## What is asked
Copy every line of the listing exactly.

## Material provided

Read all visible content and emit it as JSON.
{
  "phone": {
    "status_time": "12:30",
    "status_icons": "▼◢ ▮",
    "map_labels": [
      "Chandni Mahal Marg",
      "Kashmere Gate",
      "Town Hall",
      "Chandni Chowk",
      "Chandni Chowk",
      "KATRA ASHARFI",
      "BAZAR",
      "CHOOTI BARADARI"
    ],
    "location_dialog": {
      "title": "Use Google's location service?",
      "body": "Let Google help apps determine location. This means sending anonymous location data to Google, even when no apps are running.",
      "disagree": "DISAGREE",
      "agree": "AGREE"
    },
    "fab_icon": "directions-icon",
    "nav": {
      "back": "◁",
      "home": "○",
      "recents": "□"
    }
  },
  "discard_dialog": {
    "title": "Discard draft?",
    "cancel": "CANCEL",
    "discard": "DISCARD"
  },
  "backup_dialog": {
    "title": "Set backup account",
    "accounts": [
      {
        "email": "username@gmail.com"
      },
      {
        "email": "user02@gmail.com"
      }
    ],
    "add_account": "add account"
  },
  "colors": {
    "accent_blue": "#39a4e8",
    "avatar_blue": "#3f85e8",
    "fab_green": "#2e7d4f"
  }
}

## Reply to the exercise
Read all visible content and emit it as JSON.
{
  "phone": {
    "status_time": "12:30",
    "status_icons": "▼◢ ▮",
    "map_labels": [
      "Chandni Mahal Marg",
      "Kashmere Gate",
      "Town Hall",
      "Chandni Chowk",
      "Chandni Chowk",
      "KATRA ASHARFI",
      "BAZAR",
      "CHOOTI BARADARI"
    ],
    "location_dialog": {
      "title": "Use Google's location service?",
      "body": "Let Google help apps determine location. This means sending anonymous location data to Google, even when no apps are running.",
      "disagree": "DISAGREE",
      "agree": "AGREE"
    },
    "fab_icon": "directions-icon",
    "nav": {
      "back": "◁",
      "home": "○",
      "recents": "□"
    }
  },
  "discard_dialog": {
    "title": "Discard draft?",
    "cancel": "CANCEL",
    "discard": "DISCARD"
  },
  "backup_dialog": {
    "title": "Set backup account",
    "accounts": [
      {
        "email": "username@gmail.com"
      },
      {
        "email": "user02@gmail.com"
      }
    ],
    "add_account": "add account"
  },
  "colors": {
    "accent_blue": "#39a4e8",
    "avatar_blue": "#3f85e8",
    "fab_green": "#2e7d4f"
  }
}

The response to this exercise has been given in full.